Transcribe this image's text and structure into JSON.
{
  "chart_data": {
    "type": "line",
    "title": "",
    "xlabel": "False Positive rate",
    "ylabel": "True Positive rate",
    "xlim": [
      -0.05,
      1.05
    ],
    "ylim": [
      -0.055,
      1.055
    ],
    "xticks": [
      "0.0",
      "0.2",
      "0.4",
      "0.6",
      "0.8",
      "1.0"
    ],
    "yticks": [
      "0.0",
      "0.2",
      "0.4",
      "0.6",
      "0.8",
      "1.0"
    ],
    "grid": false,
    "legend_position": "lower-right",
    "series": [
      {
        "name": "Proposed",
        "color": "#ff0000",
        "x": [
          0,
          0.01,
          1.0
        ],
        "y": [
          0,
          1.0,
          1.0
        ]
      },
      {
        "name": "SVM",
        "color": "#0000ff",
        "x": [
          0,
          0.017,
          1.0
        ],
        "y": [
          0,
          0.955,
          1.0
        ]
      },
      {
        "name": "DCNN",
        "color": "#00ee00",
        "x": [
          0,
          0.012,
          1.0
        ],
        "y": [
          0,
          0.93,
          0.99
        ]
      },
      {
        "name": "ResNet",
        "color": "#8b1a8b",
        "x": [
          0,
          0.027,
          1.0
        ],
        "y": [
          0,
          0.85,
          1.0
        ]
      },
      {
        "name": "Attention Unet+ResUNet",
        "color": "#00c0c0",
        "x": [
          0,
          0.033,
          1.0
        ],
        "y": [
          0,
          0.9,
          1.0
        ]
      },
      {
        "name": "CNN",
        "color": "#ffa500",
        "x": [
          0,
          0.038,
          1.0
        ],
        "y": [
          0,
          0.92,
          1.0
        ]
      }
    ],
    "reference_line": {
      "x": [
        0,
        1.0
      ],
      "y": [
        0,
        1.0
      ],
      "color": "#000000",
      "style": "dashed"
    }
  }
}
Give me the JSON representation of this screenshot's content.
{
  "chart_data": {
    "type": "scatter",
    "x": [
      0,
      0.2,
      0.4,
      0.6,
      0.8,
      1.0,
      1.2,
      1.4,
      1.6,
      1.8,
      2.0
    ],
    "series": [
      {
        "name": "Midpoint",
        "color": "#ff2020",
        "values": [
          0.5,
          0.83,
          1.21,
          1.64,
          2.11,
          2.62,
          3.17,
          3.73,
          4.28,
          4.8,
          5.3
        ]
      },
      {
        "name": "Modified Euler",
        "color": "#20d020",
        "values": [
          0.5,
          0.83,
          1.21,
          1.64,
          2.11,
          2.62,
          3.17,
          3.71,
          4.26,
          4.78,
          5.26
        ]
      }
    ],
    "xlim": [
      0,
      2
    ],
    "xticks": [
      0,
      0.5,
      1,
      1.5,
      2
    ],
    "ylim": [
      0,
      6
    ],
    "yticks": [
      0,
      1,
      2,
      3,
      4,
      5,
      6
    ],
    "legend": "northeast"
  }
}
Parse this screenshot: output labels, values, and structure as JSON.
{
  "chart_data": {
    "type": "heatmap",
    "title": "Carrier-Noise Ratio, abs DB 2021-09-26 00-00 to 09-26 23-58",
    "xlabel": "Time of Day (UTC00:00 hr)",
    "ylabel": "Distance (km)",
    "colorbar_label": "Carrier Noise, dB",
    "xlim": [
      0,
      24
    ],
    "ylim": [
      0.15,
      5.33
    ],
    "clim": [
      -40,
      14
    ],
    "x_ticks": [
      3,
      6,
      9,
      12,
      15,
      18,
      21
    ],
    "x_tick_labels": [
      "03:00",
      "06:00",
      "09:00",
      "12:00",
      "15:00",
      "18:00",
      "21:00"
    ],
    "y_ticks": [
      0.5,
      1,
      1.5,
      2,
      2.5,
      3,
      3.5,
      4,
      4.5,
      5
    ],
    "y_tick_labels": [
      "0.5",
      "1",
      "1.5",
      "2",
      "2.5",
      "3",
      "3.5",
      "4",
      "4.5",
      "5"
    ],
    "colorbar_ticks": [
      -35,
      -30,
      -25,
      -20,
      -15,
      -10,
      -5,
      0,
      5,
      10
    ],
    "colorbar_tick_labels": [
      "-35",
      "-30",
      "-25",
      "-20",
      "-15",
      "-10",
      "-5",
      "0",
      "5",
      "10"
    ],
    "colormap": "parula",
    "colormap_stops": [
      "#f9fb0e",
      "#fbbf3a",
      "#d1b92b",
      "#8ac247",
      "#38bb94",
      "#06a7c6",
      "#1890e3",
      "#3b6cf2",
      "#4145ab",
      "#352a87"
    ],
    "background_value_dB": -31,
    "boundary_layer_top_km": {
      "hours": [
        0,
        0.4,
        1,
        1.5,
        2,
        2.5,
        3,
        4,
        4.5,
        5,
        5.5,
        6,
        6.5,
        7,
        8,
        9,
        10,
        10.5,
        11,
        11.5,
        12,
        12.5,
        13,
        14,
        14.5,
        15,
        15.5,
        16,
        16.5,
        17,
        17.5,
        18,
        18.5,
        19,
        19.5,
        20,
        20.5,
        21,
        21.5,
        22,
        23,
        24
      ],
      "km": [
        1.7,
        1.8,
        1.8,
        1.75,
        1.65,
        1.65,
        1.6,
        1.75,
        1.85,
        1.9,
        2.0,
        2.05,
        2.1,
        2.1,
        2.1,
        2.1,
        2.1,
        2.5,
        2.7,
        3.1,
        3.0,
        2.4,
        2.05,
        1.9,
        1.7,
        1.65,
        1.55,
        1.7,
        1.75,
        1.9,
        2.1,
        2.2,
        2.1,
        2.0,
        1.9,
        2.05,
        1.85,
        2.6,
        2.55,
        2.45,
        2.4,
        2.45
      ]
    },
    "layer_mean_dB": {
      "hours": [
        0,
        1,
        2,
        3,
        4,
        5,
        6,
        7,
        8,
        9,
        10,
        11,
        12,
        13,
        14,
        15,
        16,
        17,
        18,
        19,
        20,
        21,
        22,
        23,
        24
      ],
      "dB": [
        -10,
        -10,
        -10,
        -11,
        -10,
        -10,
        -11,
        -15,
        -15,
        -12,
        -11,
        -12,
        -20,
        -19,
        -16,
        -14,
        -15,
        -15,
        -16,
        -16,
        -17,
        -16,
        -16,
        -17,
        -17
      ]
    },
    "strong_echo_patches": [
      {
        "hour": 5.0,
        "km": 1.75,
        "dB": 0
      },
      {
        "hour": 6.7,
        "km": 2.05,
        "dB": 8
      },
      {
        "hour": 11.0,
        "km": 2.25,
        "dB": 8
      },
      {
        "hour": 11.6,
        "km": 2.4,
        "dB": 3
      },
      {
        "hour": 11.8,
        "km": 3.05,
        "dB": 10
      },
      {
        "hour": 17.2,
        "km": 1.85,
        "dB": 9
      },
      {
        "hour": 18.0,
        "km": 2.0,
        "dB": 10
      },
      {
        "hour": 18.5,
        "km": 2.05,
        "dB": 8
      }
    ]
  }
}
____
Pull out every line of the records that includes the string "Positive".

    "xlabel": "False Positive rate",
    "ylabel": "True Positive rate",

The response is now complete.